■ Objective: Set down each entry from the block beneath, exactly as written.

(Recorded data)
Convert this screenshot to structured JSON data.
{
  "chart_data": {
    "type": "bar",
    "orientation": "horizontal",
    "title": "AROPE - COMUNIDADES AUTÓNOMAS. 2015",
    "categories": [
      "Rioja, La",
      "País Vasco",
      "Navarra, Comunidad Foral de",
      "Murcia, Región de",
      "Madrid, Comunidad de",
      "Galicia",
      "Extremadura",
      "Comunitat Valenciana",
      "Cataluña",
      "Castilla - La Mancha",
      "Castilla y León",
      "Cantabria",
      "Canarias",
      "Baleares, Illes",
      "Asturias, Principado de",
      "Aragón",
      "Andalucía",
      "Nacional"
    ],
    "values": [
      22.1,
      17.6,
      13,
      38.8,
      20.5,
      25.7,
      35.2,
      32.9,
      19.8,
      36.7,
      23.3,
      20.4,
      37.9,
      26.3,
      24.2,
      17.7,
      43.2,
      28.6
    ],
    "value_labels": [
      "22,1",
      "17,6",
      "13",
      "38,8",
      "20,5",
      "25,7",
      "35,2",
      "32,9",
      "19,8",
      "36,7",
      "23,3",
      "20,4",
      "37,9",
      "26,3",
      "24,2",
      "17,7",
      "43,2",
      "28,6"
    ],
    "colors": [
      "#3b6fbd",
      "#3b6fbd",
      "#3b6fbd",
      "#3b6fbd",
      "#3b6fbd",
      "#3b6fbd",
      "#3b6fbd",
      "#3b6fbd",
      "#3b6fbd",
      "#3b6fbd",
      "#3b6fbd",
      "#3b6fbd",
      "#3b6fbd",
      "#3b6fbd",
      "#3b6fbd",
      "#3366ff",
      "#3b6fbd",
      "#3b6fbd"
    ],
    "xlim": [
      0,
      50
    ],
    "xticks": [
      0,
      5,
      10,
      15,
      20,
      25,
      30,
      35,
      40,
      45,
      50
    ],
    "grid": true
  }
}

■ Task response:
Convert this screenshot to structured JSON data.
{
  "chart_data": {
    "type": "bar",
    "orientation": "horizontal",
    "title": "AROPE - COMUNIDADES AUTÓNOMAS. 2015",
    "categories": [
      "Rioja, La",
      "País Vasco",
      "Navarra, Comunidad Foral de",
      "Murcia, Región de",
      "Madrid, Comunidad de",
      "Galicia",
      "Extremadura",
      "Comunitat Valenciana",
      "Cataluña",
      "Castilla - La Mancha",
      "Castilla y León",
      "Cantabria",
      "Canarias",
      "Baleares, Illes",
      "Asturias, Principado de",
      "Aragón",
      "Andalucía",
      "Nacional"
    ],
    "values": [
      22.1,
      17.6,
      13,
      38.8,
      20.5,
      25.7,
      35.2,
      32.9,
      19.8,
      36.7,
      23.3,
      20.4,
      37.9,
      26.3,
      24.2,
      17.7,
      43.2,
      28.6
    ],
    "value_labels": [
      "22,1",
      "17,6",
      "13",
      "38,8",
      "20,5",
      "25,7",
      "35,2",
      "32,9",
      "19,8",
      "36,7",
      "23,3",
      "20,4",
      "37,9",
      "26,3",
      "24,2",
      "17,7",
      "43,2",
      "28,6"
    ],
    "colors": [
      "#3b6fbd",
      "#3b6fbd",
      "#3b6fbd",
      "#3b6fbd",
      "#3b6fbd",
      "#3b6fbd",
      "#3b6fbd",
      "#3b6fbd",
      "#3b6fbd",
      "#3b6fbd",
      "#3b6fbd",
      "#3b6fbd",
      "#3b6fbd",
      "#3b6fbd",
      "#3b6fbd",
      "#3366ff",
      "#3b6fbd",
      "#3b6fbd"
    ],
    "xlim": [
      0,
      50
    ],
    "xticks": [
      0,
      5,
      10,
      15,
      20,
      25,
      30,
      35,
      40,
      45,
      50
    ],
    "grid": true
  }
}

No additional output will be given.